SET PROBLEM: Can all of these lines be returned exactly?

EXERCISE DATA:
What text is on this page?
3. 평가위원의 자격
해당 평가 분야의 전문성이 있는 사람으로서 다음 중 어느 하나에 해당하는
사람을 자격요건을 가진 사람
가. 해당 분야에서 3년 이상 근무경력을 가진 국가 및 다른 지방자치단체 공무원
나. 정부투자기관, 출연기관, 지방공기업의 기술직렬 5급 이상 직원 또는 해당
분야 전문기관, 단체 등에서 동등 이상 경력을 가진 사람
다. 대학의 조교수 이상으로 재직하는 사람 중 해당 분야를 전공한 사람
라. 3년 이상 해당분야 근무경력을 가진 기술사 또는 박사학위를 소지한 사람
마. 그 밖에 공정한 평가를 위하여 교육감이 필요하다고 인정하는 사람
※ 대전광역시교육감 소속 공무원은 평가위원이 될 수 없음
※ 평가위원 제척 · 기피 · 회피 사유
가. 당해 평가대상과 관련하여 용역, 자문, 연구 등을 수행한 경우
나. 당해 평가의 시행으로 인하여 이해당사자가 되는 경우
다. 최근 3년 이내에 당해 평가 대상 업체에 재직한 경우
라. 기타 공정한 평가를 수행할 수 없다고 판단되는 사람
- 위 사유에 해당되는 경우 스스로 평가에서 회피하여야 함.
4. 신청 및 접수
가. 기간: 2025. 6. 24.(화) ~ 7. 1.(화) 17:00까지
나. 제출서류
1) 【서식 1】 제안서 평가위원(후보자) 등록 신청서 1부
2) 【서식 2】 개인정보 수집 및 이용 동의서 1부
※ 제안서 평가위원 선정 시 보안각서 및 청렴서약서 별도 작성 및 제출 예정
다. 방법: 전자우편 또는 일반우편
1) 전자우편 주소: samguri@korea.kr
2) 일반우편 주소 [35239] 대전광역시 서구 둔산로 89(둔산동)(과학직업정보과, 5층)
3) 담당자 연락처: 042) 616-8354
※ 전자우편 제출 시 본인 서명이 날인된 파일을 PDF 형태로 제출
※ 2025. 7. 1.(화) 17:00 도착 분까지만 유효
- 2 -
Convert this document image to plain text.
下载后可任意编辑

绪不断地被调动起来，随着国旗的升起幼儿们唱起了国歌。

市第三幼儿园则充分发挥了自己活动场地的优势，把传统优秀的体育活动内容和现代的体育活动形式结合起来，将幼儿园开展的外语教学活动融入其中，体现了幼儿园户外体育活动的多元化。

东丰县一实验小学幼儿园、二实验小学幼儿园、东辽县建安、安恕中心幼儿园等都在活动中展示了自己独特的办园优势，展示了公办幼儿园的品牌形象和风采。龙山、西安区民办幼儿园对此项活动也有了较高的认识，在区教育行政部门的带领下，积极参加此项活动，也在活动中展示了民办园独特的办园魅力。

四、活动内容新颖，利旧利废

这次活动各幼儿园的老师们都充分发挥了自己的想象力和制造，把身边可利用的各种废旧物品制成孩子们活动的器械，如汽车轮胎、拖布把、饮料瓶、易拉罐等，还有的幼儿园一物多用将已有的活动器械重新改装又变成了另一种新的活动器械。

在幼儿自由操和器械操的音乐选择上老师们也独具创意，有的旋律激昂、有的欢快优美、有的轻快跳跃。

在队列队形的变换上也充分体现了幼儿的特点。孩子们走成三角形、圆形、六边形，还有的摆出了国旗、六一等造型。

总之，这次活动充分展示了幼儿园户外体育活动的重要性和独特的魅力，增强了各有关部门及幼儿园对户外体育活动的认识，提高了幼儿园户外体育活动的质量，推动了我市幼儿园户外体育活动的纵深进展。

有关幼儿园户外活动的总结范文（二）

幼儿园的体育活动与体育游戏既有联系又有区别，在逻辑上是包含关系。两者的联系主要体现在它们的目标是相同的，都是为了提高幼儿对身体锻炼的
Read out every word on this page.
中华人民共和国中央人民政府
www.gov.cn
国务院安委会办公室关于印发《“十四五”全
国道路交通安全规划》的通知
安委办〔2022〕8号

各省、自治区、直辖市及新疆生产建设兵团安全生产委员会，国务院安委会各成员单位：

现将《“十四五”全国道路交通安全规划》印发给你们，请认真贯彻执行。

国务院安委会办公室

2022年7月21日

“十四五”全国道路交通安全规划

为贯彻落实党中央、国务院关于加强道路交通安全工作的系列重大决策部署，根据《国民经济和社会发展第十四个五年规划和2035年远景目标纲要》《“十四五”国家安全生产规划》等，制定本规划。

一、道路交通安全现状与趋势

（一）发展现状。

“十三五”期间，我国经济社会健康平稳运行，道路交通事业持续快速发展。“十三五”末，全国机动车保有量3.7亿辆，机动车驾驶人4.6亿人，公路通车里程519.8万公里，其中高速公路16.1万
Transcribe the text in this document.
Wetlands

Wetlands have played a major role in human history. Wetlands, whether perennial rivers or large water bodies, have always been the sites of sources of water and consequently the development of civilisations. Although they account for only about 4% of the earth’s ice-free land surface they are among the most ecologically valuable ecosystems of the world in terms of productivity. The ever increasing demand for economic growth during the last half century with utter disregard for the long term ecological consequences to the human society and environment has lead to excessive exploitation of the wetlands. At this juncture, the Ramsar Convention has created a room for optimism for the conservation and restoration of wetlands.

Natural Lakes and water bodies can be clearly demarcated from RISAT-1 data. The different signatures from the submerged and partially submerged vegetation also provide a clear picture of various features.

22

IN RESPONSE:
What text is on this page?
3. 평가위원의 자격
해당 평가 분야의 전문성이 있는 사람으로서 다음 중 어느 하나에 해당하는
사람을 자격요건을 가진 사람
가. 해당 분야에서 3년 이상 근무경력을 가진 국가 및 다른 지방자치단체 공무원
나. 정부투자기관, 출연기관, 지방공기업의 기술직렬 5급 이상 직원 또는 해당
분야 전문기관, 단체 등에서 동등 이상 경력을 가진 사람
다. 대학의 조교수 이상으로 재직하는 사람 중 해당 분야를 전공한 사람
라. 3년 이상 해당분야 근무경력을 가진 기술사 또는 박사학위를 소지한 사람
마. 그 밖에 공정한 평가를 위하여 교육감이 필요하다고 인정하는 사람
※ 대전광역시교육감 소속 공무원은 평가위원이 될 수 없음
※ 평가위원 제척 · 기피 · 회피 사유
가. 당해 평가대상과 관련하여 용역, 자문, 연구 등을 수행한 경우
나. 당해 평가의 시행으로 인하여 이해당사자가 되는 경우
다. 최근 3년 이내에 당해 평가 대상 업체에 재직한 경우
라. 기타 공정한 평가를 수행할 수 없다고 판단되는 사람
- 위 사유에 해당되는 경우 스스로 평가에서 회피하여야 함.
4. 신청 및 접수
가. 기간: 2025. 6. 24.(화) ~ 7. 1.(화) 17:00까지
나. 제출서류
1) 【서식 1】 제안서 평가위원(후보자) 등록 신청서 1부
2) 【서식 2】 개인정보 수집 및 이용 동의서 1부
※ 제안서 평가위원 선정 시 보안각서 및 청렴서약서 별도 작성 및 제출 예정
다. 방법: 전자우편 또는 일반우편
1) 전자우편 주소: samguri@korea.kr
2) 일반우편 주소 [35239] 대전광역시 서구 둔산로 89(둔산동)(과학직업정보과, 5층)
3) 담당자 연락처: 042) 616-8354
※ 전자우편 제출 시 본인 서명이 날인된 파일을 PDF 형태로 제출
※ 2025. 7. 1.(화) 17:00 도착 분까지만 유효
- 2 -
Convert this document image to plain text.
下载后可任意编辑

绪不断地被调动起来，随着国旗的升起幼儿们唱起了国歌。

市第三幼儿园则充分发挥了自己活动场地的优势，把传统优秀的体育活动内容和现代的体育活动形式结合起来，将幼儿园开展的外语教学活动融入其中，体现了幼儿园户外体育活动的多元化。

东丰县一实验小学幼儿园、二实验小学幼儿园、东辽县建安、安恕中心幼儿园等都在活动中展示了自己独特的办园优势，展示了公办幼儿园的品牌形象和风采。龙山、西安区民办幼儿园对此项活动也有了较高的认识，在区教育行政部门的带领下，积极参加此项活动，也在活动中展示了民办园独特的办园魅力。

四、活动内容新颖，利旧利废

这次活动各幼儿园的老师们都充分发挥了自己的想象力和制造，把身边可利用的各种废旧物品制成孩子们活动的器械，如汽车轮胎、拖布把、饮料瓶、易拉罐等，还有的幼儿园一物多用将已有的活动器械重新改装又变成了另一种新的活动器械。

在幼儿自由操和器械操的音乐选择上老师们也独具创意，有的旋律激昂、有的欢快优美、有的轻快跳跃。

在队列队形的变换上也充分体现了幼儿的特点。孩子们走成三角形、圆形、六边形，还有的摆出了国旗、六一等造型。

总之，这次活动充分展示了幼儿园户外体育活动的重要性和独特的魅力，增强了各有关部门及幼儿园对户外体育活动的认识，提高了幼儿园户外体育活动的质量，推动了我市幼儿园户外体育活动的纵深进展。

有关幼儿园户外活动的总结范文（二）

幼儿园的体育活动与体育游戏既有联系又有区别，在逻辑上是包含关系。两者的联系主要体现在它们的目标是相同的，都是为了提高幼儿对身体锻炼的
Read out every word on this page.
中华人民共和国中央人民政府
www.gov.cn
国务院安委会办公室关于印发《“十四五”全
国道路交通安全规划》的通知
安委办〔2022〕8号

各省、自治区、直辖市及新疆生产建设兵团安全生产委员会，国务院安委会各成员单位：

现将《“十四五”全国道路交通安全规划》印发给你们，请认真贯彻执行。

国务院安委会办公室

2022年7月21日

“十四五”全国道路交通安全规划

为贯彻落实党中央、国务院关于加强道路交通安全工作的系列重大决策部署，根据《国民经济和社会发展第十四个五年规划和2035年远景目标纲要》《“十四五”国家安全生产规划》等，制定本规划。

一、道路交通安全现状与趋势

（一）发展现状。

“十三五”期间，我国经济社会健康平稳运行，道路交通事业持续快速发展。“十三五”末，全国机动车保有量3.7亿辆，机动车驾驶人4.6亿人，公路通车里程519.8万公里，其中高速公路16.1万
Transcribe the text in this document.
Wetlands

Wetlands have played a major role in human history. Wetlands, whether perennial rivers or large water bodies, have always been the sites of sources of water and consequently the development of civilisations. Although they account for only about 4% of the earth’s ice-free land surface they are among the most ecologically valuable ecosystems of the world in terms of productivity. The ever increasing demand for economic growth during the last half century with utter disregard for the long term ecological consequences to the human society and environment has lead to excessive exploitation of the wetlands. At this juncture, the Ramsar Convention has created a room for optimism for the conservation and restoration of wetlands.

Natural Lakes and water bodies can be clearly demarcated from RISAT-1 data. The different signatures from the submerged and partially submerged vegetation also provide a clear picture of various features.

22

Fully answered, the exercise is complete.